[BEGIN EXERCISE MATERIALS]

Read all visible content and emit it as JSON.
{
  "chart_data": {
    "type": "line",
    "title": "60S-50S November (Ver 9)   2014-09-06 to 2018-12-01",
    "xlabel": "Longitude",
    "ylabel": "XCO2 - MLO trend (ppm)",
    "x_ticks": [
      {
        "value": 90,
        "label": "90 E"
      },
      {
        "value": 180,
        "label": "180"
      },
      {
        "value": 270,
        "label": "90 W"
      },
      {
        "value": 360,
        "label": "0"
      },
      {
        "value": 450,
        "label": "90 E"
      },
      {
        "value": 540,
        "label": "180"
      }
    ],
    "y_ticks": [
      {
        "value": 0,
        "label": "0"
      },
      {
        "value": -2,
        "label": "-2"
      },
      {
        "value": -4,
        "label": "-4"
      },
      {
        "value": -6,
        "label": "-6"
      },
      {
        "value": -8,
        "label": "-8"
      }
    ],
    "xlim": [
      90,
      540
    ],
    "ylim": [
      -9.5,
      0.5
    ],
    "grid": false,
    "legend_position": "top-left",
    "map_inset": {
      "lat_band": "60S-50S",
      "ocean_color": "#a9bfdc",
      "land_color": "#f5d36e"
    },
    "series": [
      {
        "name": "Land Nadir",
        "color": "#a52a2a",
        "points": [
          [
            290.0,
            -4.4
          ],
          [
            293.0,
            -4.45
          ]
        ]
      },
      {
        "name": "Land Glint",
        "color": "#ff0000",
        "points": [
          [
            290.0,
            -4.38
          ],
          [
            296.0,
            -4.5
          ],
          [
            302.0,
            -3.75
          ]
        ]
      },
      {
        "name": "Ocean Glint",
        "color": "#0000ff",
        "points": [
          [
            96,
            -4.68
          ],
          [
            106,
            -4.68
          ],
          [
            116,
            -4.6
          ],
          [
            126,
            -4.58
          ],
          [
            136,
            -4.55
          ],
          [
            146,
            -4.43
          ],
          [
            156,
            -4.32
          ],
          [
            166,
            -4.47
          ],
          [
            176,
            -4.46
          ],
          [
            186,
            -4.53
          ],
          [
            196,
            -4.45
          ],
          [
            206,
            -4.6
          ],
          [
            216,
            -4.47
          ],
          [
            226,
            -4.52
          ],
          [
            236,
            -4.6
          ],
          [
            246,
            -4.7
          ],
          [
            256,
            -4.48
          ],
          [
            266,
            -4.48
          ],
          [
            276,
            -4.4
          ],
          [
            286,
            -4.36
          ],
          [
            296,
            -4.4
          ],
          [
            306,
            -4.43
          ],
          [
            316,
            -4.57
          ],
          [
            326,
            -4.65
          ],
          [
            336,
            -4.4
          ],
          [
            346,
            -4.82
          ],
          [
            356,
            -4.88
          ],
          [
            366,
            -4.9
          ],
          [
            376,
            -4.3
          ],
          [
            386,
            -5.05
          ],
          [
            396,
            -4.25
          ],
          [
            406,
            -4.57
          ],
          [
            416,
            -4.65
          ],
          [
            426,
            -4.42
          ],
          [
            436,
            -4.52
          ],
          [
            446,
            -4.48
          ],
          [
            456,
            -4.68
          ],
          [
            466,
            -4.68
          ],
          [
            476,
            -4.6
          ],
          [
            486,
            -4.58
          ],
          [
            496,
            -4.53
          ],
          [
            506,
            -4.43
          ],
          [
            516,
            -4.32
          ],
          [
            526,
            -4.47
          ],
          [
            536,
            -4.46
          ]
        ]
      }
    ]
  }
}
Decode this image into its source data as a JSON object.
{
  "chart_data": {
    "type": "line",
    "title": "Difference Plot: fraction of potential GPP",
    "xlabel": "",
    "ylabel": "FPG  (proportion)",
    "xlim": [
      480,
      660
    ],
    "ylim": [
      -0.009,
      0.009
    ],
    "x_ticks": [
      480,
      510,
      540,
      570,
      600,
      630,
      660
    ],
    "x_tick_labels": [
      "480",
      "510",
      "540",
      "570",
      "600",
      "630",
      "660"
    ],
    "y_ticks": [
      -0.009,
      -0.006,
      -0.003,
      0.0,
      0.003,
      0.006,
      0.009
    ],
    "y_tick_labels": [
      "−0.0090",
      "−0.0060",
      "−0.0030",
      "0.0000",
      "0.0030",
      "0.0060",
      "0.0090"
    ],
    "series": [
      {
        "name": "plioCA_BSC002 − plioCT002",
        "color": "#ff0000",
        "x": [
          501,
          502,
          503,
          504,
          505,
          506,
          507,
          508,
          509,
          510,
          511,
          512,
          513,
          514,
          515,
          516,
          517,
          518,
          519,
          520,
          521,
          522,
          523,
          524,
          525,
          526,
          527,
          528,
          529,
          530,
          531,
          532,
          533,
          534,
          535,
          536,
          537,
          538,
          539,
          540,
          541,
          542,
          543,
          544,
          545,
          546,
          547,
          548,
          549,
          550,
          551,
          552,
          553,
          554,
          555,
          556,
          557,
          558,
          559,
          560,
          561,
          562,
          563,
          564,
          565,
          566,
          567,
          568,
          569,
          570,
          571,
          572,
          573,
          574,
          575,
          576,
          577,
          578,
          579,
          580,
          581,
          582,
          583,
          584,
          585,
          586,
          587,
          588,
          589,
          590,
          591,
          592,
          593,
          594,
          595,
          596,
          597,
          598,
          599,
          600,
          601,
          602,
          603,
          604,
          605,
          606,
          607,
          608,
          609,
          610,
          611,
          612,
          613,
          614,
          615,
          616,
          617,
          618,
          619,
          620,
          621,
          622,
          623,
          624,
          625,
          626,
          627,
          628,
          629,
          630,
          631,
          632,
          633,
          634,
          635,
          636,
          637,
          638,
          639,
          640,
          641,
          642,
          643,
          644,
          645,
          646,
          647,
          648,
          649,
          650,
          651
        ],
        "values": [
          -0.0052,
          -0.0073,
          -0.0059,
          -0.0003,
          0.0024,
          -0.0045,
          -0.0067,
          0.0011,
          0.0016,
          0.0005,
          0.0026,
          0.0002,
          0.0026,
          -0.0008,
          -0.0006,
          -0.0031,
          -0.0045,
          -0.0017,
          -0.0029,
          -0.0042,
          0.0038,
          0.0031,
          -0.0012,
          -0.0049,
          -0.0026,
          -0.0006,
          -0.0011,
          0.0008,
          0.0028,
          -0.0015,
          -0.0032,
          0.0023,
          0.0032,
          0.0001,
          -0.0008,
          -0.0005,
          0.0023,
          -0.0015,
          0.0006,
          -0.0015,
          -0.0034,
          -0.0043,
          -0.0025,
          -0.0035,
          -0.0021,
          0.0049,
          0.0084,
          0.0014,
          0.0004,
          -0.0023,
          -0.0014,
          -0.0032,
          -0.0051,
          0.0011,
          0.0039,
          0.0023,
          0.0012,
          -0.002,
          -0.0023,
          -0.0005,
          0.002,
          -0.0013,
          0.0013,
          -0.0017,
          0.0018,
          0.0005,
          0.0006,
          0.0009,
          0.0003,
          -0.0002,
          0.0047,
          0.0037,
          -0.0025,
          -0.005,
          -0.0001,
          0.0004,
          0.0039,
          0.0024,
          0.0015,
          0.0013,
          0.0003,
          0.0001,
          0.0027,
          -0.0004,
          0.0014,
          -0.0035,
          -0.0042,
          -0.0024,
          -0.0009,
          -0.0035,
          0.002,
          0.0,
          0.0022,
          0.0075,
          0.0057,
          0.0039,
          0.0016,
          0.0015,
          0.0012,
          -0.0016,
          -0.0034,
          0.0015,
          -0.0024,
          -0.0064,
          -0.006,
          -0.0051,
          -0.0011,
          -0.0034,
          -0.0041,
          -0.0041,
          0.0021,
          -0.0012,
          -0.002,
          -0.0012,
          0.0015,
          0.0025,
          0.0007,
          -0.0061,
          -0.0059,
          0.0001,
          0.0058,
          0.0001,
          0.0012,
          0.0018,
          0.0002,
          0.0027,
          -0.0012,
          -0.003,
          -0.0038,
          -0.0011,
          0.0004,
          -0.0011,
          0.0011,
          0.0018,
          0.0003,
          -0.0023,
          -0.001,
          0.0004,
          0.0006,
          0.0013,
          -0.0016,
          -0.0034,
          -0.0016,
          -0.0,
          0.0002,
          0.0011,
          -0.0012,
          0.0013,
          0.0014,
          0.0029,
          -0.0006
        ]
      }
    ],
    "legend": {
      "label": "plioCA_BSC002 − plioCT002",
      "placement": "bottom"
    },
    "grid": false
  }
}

[END EXERCISE MATERIALS]

→ SET TASK
Copy whichever lines in the listing above contain the word "JSON".

→ RESPONSE BELOW
Read all visible content and emit it as JSON.
Decode this image into its source data as a JSON object.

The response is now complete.